** begin **

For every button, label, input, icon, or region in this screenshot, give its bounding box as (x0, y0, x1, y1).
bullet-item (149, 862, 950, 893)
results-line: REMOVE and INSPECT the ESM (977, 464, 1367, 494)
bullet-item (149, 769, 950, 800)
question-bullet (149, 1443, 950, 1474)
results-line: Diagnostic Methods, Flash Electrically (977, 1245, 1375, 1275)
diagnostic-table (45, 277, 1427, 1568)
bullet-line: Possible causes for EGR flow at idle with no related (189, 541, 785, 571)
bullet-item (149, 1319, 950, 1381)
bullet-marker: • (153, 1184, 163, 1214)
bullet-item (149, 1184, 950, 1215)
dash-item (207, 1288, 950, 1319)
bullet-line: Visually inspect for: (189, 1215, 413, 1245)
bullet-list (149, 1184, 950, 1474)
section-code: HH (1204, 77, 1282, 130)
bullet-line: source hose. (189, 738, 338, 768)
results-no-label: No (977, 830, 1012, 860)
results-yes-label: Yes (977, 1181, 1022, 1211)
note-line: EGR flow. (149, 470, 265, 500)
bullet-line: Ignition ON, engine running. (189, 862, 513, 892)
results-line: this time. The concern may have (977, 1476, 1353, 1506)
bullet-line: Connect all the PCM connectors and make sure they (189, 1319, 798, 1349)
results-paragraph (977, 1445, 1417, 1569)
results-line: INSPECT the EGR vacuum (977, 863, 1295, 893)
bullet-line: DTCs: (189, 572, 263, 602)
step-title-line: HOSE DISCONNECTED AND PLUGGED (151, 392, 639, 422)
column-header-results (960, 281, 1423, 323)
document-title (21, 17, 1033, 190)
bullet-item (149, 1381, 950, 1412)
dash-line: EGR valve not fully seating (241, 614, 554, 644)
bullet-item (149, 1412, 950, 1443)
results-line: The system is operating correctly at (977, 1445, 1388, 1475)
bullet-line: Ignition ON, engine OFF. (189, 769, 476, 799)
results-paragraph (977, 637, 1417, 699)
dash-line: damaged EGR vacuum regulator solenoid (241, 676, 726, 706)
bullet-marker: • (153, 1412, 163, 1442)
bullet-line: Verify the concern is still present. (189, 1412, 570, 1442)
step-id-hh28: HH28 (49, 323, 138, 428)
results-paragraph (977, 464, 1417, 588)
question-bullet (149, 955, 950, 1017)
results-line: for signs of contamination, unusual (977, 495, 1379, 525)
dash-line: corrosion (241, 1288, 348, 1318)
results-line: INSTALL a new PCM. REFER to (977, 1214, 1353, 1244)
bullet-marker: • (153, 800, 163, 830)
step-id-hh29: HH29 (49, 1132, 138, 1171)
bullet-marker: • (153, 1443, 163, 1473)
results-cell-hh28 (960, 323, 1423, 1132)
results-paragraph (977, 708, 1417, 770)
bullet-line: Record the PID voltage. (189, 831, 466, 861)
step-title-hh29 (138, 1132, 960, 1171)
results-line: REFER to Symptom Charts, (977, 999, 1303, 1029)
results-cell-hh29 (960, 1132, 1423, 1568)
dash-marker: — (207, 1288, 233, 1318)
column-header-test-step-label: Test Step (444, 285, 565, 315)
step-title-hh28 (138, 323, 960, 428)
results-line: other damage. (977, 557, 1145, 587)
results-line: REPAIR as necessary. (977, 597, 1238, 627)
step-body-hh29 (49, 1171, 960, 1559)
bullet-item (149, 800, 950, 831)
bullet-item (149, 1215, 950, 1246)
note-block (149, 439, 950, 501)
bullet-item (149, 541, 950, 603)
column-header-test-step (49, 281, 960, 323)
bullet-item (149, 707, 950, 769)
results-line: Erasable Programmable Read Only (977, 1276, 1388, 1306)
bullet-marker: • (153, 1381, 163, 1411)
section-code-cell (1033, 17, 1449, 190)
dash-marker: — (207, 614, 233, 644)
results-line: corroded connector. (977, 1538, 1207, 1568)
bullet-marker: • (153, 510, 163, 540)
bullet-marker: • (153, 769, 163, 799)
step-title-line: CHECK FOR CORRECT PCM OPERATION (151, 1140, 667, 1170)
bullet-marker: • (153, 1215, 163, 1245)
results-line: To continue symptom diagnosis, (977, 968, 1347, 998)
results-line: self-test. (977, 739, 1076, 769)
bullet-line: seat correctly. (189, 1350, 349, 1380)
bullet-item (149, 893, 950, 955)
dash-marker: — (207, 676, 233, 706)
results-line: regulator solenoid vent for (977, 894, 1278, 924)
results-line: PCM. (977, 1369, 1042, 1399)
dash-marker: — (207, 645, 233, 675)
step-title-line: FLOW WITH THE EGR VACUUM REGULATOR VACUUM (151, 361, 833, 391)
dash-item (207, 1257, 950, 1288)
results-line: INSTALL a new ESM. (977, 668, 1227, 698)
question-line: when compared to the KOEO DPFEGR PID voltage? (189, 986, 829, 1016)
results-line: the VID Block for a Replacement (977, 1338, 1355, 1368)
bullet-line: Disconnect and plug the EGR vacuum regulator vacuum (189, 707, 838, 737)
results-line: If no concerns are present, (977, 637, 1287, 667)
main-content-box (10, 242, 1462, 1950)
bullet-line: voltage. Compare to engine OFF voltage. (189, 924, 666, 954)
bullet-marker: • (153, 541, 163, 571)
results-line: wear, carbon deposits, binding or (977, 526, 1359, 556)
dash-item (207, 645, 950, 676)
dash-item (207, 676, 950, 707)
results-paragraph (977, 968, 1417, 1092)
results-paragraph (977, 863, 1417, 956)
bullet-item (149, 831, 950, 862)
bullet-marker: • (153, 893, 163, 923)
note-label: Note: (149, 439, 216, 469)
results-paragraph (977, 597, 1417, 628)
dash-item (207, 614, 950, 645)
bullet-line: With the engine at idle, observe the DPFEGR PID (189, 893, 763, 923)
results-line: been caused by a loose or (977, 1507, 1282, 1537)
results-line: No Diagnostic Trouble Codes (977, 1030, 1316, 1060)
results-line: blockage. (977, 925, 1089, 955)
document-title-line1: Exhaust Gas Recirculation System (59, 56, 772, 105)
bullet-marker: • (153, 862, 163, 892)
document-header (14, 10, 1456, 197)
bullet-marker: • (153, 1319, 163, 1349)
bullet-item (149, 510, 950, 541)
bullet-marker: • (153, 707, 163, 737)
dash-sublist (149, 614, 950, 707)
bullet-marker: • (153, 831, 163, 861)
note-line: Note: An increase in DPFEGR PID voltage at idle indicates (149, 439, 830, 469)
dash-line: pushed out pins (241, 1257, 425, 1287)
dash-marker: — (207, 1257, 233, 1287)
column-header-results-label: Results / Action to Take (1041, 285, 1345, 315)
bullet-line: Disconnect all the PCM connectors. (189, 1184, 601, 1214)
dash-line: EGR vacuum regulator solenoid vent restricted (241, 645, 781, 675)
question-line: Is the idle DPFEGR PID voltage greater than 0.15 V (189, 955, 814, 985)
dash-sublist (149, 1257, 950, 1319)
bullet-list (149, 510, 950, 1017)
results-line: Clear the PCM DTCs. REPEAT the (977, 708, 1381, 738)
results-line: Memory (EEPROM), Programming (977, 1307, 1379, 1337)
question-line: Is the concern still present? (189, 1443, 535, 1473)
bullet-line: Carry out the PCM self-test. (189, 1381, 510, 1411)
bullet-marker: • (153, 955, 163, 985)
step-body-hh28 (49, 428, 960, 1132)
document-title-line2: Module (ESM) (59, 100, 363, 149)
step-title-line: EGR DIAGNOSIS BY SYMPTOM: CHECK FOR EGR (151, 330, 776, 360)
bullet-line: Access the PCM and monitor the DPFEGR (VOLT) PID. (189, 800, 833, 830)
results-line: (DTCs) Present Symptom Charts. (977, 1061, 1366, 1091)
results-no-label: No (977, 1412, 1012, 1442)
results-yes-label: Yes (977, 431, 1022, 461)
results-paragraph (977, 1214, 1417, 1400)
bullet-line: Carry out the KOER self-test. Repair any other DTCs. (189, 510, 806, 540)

** end **

Rewrite the lines from the start of the records through the line that contains "bullet-line: Ignition ON, engine running.", inclusive, renaming "bullet-item" to "list-item" wherever it occurs and leaving everything else unchanged.

*Result for this exercise*:
For every button, label, input, icon, or region in this screenshot, give its bounding box as (x0, y0, x1, y1).
list-item (149, 862, 950, 893)
results-line: REMOVE and INSPECT the ESM (977, 464, 1367, 494)
list-item (149, 769, 950, 800)
question-bullet (149, 1443, 950, 1474)
results-line: Diagnostic Methods, Flash Electrically (977, 1245, 1375, 1275)
diagnostic-table (45, 277, 1427, 1568)
bullet-line: Possible causes for EGR flow at idle with no related (189, 541, 785, 571)
list-item (149, 1319, 950, 1381)
bullet-marker: • (153, 1184, 163, 1214)
list-item (149, 1184, 950, 1215)
dash-item (207, 1288, 950, 1319)
bullet-line: Visually inspect for: (189, 1215, 413, 1245)
bullet-list (149, 1184, 950, 1474)
section-code: HH (1204, 77, 1282, 130)
bullet-line: source hose. (189, 738, 338, 768)
results-no-label: No (977, 830, 1012, 860)
results-yes-label: Yes (977, 1181, 1022, 1211)
note-line: EGR flow. (149, 470, 265, 500)
bullet-line: Ignition ON, engine running. (189, 862, 513, 892)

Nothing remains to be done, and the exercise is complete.